**Exercise:**
Output the whole listing exactly, except for the pictures in it.

**Data to use:**
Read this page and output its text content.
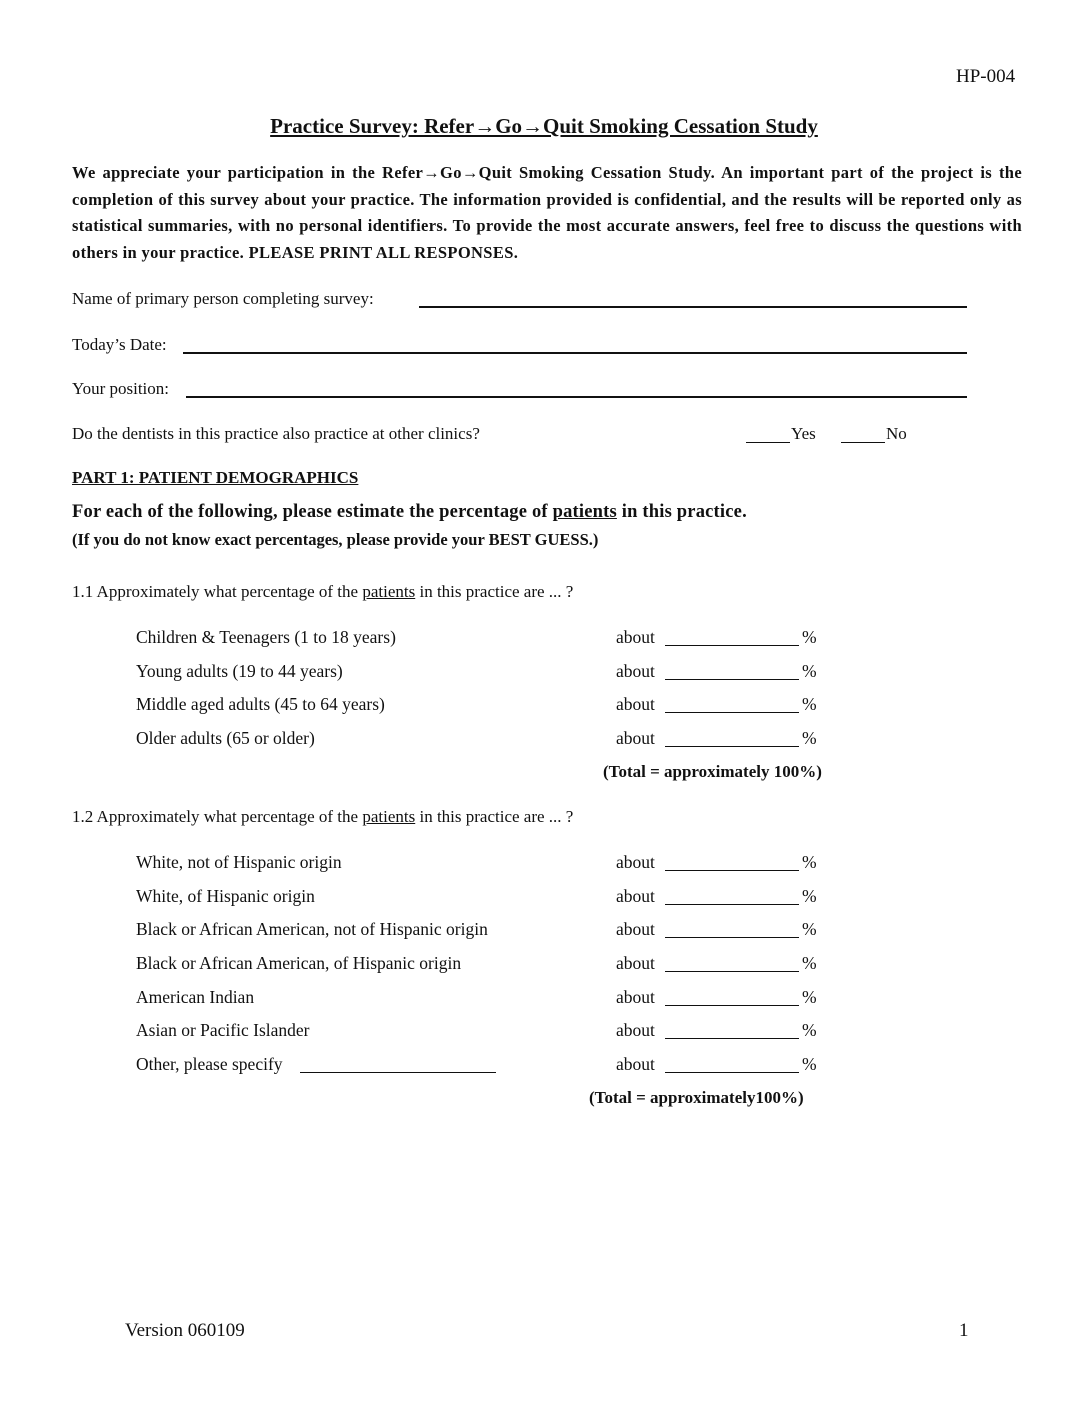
HP-004
Practice Survey: Refer→Go→Quit Smoking Cessation Study
We appreciate your participation in the Refer→Go→Quit Smoking Cessation Study. An important part of the project is the completion of this survey about your practice. The information provided is confidential, and the results will be reported only as statistical summaries, with no personal identifiers. To provide the most accurate answers, feel free to discuss the questions with others in your practice. PLEASE PRINT ALL RESPONSES.
Name of primary person completing survey:
Today’s Date:
Your position:
Do the dentists in this practice also practice at other clinics?	Yes	No
PART 1: PATIENT DEMOGRAPHICS
For each of the following, please estimate the percentage of patients in this practice.
(If you do not know exact percentages, please provide your BEST GUESS.)
1.1 Approximately what percentage of the patients in this practice are ... ?
Children & Teenagers (1 to 18 years)	about	%
Young adults (19 to 44 years)	about	%
Middle aged adults (45 to 64 years)	about	%
Older adults (65 or older)	about	%
(Total = approximately 100%)
1.2 Approximately what percentage of the patients in this practice are ... ?
White, not of Hispanic origin	about	%
White, of Hispanic origin	about	%
Black or African American, not of Hispanic origin	about	%
Black or African American, of Hispanic origin	about	%
American Indian	about	%
Asian or Pacific Islander	about	%
Other, please specify	about	%
(Total = approximately100%)
Version 060109	1
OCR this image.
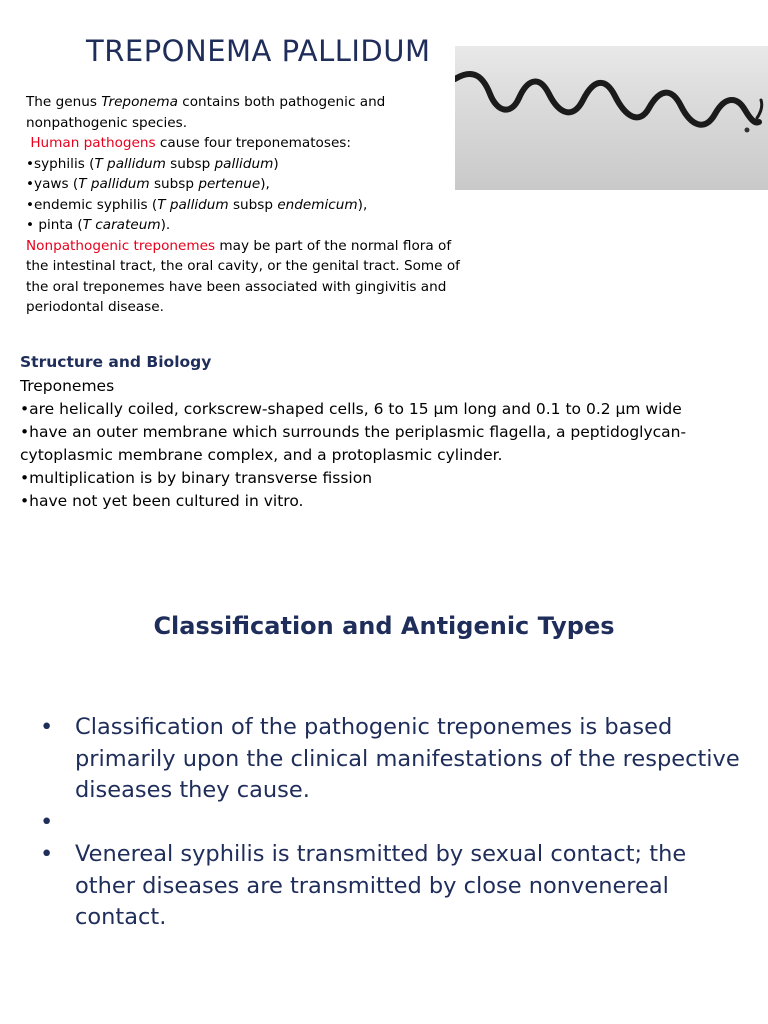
TREPONEMA PALLIDUM

The genus Treponema contains both pathogenic and nonpathogenic species.

Human pathogens cause four treponematoses:

•syphilis (T pallidum subsp pallidum)

•yaws (T pallidum subsp pertenue),

•endemic syphilis (T pallidum subsp endemicum),

• pinta (T carateum).

Nonpathogenic treponemes may be part of the normal flora of the intestinal tract, the oral cavity, or the genital tract. Some of the oral treponemes have been associated with gingivitis and periodontal disease.

Structure and Biology

Treponemes

•are helically coiled, corkscrew-shaped cells, 6 to 15 μm long and 0.1 to 0.2 μm wide

•have an outer membrane which surrounds the periplasmic flagella, a peptidoglycan-cytoplasmic membrane complex, and a protoplasmic cylinder.

•multiplication is by binary transverse fission

•have not yet been cultured in vitro.

Classification and Antigenic Types
• Classification of the pathogenic treponemes is based primarily upon the clinical manifestations of the respective diseases they cause.
•
• Venereal syphilis is transmitted by sexual contact; the other diseases are transmitted by close nonvenereal contact.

**Solution to the problem:**
Read this page and output its text content.
HP-004
Practice Survey: Refer→Go→Quit Smoking Cessation Study
We appreciate your participation in the Refer→Go→Quit Smoking Cessation Study. An important part of the project is the completion of this survey about your practice. The information provided is confidential, and the results will be reported only as statistical summaries, with no personal identifiers. To provide the most accurate answers, feel free to discuss the questions with others in your practice. PLEASE PRINT ALL RESPONSES.
Name of primary person completing survey:
Today’s Date:
Your position:
Do the dentists in this practice also practice at other clinics?	Yes	No
PART 1: PATIENT DEMOGRAPHICS
For each of the following, please estimate the percentage of patients in this practice.
(If you do not know exact percentages, please provide your BEST GUESS.)
1.1 Approximately what percentage of the patients in this practice are ... ?
Children & Teenagers (1 to 18 years)	about	%
Young adults (19 to 44 years)	about	%
Middle aged adults (45 to 64 years)	about	%
Older adults (65 or older)	about	%
(Total = approximately 100%)
1.2 Approximately what percentage of the patients in this practice are ... ?
White, not of Hispanic origin	about	%
White, of Hispanic origin	about	%
Black or African American, not of Hispanic origin	about	%
Black or African American, of Hispanic origin	about	%
American Indian	about	%
Asian or Pacific Islander	about	%
Other, please specify	about	%
(Total = approximately100%)
Version 060109	1
OCR this image.
TREPONEMA PALLIDUM

The genus Treponema contains both pathogenic and nonpathogenic species.

Human pathogens cause four treponematoses:

•syphilis (T pallidum subsp pallidum)

•yaws (T pallidum subsp pertenue),

•endemic syphilis (T pallidum subsp endemicum),

• pinta (T carateum).

Nonpathogenic treponemes may be part of the normal flora of the intestinal tract, the oral cavity, or the genital tract. Some of the oral treponemes have been associated with gingivitis and periodontal disease.

Structure and Biology

Treponemes

•are helically coiled, corkscrew-shaped cells, 6 to 15 μm long and 0.1 to 0.2 μm wide

•have an outer membrane which surrounds the periplasmic flagella, a peptidoglycan-cytoplasmic membrane complex, and a protoplasmic cylinder.

•multiplication is by binary transverse fission

•have not yet been cultured in vitro.

Classification and Antigenic Types
• Classification of the pathogenic treponemes is based primarily upon the clinical manifestations of the respective diseases they cause.
•
• Venereal syphilis is transmitted by sexual contact; the other diseases are transmitted by close nonvenereal contact.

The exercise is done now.